EXERCISE:
Please reproduce the data below verbatim, starting at its first line and ending with the line that contains "noise-patch bbox=[86, 180, 98, 186]", both included.

RECORDS TO USE:

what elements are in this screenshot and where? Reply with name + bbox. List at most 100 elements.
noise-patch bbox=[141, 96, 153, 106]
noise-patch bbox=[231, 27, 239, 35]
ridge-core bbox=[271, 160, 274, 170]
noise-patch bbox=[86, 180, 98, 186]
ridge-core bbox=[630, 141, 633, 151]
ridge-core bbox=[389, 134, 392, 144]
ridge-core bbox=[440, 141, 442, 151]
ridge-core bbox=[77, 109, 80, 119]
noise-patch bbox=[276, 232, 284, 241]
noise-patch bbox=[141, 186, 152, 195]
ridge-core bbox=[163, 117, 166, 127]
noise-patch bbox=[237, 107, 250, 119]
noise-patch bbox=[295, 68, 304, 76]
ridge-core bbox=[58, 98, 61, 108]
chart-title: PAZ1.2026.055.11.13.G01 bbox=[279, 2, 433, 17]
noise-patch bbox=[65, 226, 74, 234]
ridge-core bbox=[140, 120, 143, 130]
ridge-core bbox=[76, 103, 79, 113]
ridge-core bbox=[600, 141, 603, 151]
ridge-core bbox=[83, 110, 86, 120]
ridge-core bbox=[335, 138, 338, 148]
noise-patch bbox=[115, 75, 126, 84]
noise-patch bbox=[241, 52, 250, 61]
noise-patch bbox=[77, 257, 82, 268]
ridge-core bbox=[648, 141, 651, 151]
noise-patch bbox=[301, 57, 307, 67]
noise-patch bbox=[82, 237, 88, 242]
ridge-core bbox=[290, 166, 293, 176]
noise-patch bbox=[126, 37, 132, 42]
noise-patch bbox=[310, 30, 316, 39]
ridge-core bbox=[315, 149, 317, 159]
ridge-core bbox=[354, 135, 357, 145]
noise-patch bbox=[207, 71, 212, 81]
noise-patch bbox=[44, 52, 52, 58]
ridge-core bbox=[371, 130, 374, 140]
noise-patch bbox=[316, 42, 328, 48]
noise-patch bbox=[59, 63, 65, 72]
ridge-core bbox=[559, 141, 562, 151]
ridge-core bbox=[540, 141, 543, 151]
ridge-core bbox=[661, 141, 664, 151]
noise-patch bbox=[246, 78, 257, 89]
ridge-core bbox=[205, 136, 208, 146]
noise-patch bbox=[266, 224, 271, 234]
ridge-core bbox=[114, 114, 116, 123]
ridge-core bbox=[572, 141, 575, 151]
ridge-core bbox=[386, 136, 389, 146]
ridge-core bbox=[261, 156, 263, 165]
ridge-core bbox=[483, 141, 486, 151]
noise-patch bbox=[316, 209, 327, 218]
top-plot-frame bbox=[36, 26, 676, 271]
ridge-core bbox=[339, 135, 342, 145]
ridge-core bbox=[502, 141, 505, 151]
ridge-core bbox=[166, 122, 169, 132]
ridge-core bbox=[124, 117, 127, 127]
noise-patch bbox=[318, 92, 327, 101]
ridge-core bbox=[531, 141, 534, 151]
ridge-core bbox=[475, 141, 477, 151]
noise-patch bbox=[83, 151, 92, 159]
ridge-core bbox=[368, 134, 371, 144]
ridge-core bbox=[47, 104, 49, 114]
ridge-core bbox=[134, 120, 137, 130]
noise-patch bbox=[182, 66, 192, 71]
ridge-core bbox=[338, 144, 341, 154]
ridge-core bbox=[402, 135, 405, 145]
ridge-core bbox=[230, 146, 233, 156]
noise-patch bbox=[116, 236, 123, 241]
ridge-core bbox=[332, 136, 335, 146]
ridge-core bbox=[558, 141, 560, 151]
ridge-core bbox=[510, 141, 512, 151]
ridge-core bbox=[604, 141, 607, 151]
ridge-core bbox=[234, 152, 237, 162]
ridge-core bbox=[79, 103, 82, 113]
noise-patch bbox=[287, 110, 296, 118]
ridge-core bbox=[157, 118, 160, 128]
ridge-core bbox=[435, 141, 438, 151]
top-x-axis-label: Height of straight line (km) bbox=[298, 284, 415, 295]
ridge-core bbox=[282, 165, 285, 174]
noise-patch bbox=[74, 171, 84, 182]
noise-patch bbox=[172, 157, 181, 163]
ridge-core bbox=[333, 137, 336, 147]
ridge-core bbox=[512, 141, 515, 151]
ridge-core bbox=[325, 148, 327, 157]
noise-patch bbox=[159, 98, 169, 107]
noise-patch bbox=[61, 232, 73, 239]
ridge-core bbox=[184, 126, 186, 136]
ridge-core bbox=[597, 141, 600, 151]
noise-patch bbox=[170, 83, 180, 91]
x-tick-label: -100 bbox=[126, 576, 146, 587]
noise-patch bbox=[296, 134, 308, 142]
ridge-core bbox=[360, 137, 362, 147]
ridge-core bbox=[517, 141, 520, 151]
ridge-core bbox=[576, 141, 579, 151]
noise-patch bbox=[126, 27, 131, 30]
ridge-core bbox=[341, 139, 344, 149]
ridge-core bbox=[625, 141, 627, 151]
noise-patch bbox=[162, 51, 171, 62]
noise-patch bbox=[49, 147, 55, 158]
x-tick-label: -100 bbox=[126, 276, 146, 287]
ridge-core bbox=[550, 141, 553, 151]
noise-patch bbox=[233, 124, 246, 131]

PROBLEM SOLUTION:
what elements are in this screenshot and where? Reply with name + bbox. List at most 100 elements.
noise-patch bbox=[141, 96, 153, 106]
noise-patch bbox=[231, 27, 239, 35]
ridge-core bbox=[271, 160, 274, 170]
noise-patch bbox=[86, 180, 98, 186]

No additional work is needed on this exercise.